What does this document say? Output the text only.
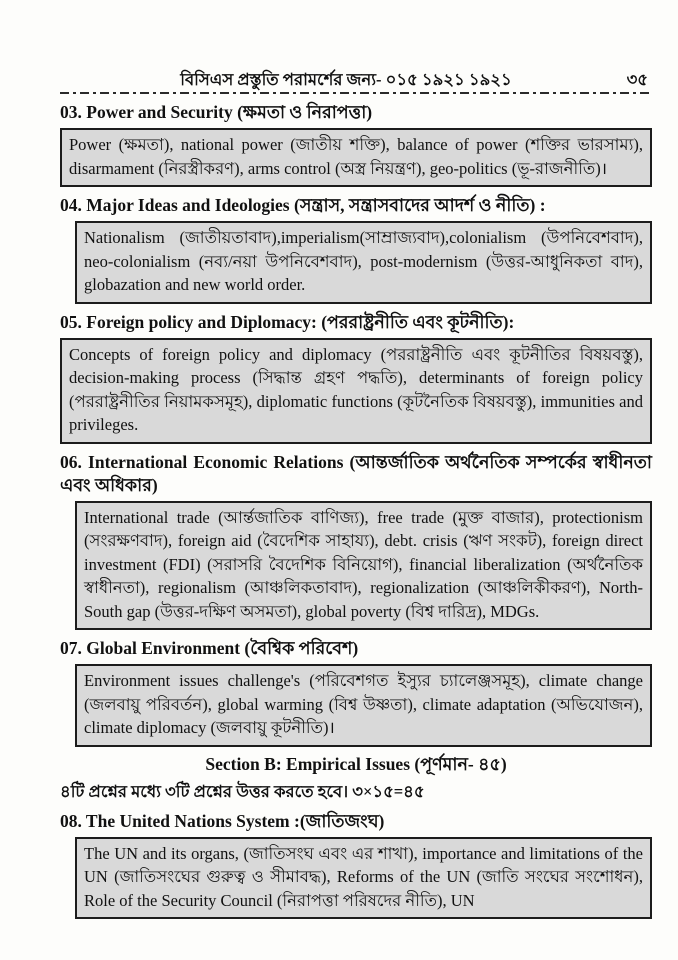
বিসিএস প্রস্তুতি পরামর্শের জন্য- ০১৫ ১৯২১ ১৯২১	৩৫
03. Power and Security (ক্ষমতা ও নিরাপত্তা)
Power (ক্ষমতা), national power (জাতীয় শক্তি), balance of power (শক্তির ভারসাম্য), disarmament (নিরস্ত্রীকরণ), arms control (অস্ত্র নিয়ন্ত্রণ), geo-politics (ভূ-রাজনীতি)।
04. Major Ideas and Ideologies (সন্ত্রাস, সন্ত্রাসবাদের আদর্শ ও নীতি) :
Nationalism (জাতীয়তাবাদ),imperialism(সাম্রাজ্যবাদ),colonialism (উপনিবেশবাদ), neo-colonialism (নব্য/নয়া উপনিবেশবাদ), post-modernism (উত্তর-আধুনিকতা বাদ), globazation and new world order.
05. Foreign policy and Diplomacy: (পররাষ্ট্রনীতি এবং কূটনীতি):
Concepts of foreign policy and diplomacy (পররাষ্ট্রনীতি এবং কূটনীতির বিষয়বস্তু), decision-making process (সিদ্ধান্ত গ্রহণ পদ্ধতি), determinants of foreign policy (পররাষ্ট্রনীতির নিয়ামকসমূহ), diplomatic functions (কূটনৈতিক বিষয়বস্তু), immunities and privileges.
06. International Economic Relations (আন্তর্জাতিক অর্থনৈতিক সম্পর্কের স্বাধীনতা এবং অধিকার)
International trade (আর্ন্তজাতিক বাণিজ্য), free trade (মুক্ত বাজার), protectionism (সংরক্ষণবাদ), foreign aid (বৈদেশিক সাহায্য), debt. crisis (ঋণ সংকট), foreign direct investment (FDI) (সরাসরি বৈদেশিক বিনিয়োগ), financial liberalization (অর্থনৈতিক স্বাধীনতা), regionalism (আঞ্চলিকতাবাদ), regionalization (আঞ্চলিকীকরণ), North-South gap (উত্তর-দক্ষিণ অসমতা), global poverty (বিশ্ব দারিদ্র), MDGs.
07. Global Environment (বৈশ্বিক পরিবেশ)
Environment issues challenge's (পরিবেশগত ইস্যুর চ্যালেঞ্জসমূহ), climate change (জলবায়ু পরিবর্তন), global warming (বিশ্ব উষ্ণতা), climate adaptation (অভিযোজন), climate diplomacy (জলবায়ু কূটনীতি)।
Section B: Empirical Issues (পূর্ণমান- ৪৫)
৪টি প্রশ্নের মধ্যে ৩টি প্রশ্নের উত্তর করতে হবে। ৩×১৫=৪৫
08. The United Nations System :(জাতিজংঘ)
The UN and its organs, (জাতিসংঘ এবং এর শাখা), importance and limitations of the UN (জাতিসংঘের গুরুত্ব ও সীমাবদ্ধ), Reforms of the UN (জাতি সংঘের সংশোধন), Role of the Security Council (নিরাপত্তা পরিষদের নীতি), UN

* _Required work_:
In the material above, how many lines hold the word "Power"? Say only the number.

* _Solution to the exercise_:
2